→ **Exercise instructions**: Show every line that has the string "selected" in it.

→ **Data provided**:

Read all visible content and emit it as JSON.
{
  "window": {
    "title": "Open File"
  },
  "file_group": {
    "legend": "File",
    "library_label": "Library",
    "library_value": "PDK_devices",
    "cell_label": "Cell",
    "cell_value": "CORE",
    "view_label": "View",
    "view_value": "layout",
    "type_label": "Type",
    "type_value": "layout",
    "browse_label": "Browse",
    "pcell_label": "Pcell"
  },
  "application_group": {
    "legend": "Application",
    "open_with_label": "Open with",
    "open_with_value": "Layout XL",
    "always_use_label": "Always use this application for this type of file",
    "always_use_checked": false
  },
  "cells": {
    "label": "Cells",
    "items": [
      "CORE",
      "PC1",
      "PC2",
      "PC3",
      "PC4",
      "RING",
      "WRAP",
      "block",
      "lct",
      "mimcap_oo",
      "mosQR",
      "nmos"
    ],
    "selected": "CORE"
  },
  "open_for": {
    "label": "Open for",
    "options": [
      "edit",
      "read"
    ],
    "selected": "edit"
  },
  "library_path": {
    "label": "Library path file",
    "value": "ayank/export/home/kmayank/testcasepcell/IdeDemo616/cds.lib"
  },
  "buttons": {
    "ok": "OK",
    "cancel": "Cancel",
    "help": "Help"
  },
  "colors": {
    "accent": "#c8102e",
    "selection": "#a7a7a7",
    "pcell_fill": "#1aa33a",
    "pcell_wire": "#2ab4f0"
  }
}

---

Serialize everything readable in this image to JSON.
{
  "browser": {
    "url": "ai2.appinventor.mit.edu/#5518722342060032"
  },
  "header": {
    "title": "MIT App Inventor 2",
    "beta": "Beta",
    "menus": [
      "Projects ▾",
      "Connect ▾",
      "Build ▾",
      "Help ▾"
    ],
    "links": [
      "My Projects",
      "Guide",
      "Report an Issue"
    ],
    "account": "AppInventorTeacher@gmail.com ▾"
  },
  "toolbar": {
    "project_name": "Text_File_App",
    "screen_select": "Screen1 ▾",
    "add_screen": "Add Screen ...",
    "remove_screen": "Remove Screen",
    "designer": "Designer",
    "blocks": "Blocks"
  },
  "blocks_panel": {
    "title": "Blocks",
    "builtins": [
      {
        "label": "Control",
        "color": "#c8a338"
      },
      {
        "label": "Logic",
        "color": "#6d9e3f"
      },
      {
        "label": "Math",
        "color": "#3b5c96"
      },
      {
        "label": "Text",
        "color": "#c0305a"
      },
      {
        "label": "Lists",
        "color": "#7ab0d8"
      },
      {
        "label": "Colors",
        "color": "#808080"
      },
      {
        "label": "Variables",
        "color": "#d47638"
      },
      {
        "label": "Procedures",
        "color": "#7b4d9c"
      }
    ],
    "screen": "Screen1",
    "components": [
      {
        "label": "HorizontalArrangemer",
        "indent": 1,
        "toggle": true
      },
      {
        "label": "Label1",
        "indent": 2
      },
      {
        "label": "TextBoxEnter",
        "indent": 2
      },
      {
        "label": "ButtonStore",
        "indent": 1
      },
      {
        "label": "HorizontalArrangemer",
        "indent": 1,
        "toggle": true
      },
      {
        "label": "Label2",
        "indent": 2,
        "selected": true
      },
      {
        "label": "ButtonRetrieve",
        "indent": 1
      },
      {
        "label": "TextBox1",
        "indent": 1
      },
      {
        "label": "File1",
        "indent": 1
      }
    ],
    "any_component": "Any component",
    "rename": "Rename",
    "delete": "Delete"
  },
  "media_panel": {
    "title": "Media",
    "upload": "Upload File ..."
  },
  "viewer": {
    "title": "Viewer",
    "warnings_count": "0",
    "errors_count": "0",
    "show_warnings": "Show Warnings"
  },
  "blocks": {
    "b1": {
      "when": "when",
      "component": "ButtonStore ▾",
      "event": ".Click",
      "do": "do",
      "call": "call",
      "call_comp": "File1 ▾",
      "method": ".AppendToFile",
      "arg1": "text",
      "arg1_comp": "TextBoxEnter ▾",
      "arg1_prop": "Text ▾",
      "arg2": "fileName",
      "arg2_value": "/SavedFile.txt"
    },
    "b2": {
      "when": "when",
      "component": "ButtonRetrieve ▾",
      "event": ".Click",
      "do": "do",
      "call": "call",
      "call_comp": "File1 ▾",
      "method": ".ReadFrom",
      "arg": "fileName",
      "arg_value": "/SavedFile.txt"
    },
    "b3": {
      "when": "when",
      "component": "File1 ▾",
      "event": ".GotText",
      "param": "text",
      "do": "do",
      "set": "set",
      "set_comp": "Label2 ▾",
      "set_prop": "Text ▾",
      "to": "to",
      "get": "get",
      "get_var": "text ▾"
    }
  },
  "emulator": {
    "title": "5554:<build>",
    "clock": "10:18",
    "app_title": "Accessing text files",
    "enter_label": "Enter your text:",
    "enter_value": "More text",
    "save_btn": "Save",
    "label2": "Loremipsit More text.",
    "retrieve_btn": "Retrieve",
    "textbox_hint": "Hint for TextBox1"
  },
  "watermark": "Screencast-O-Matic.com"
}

→ **Response to this exercise**:
    "selected": "CORE"
    "selected": "edit"
        "selected": true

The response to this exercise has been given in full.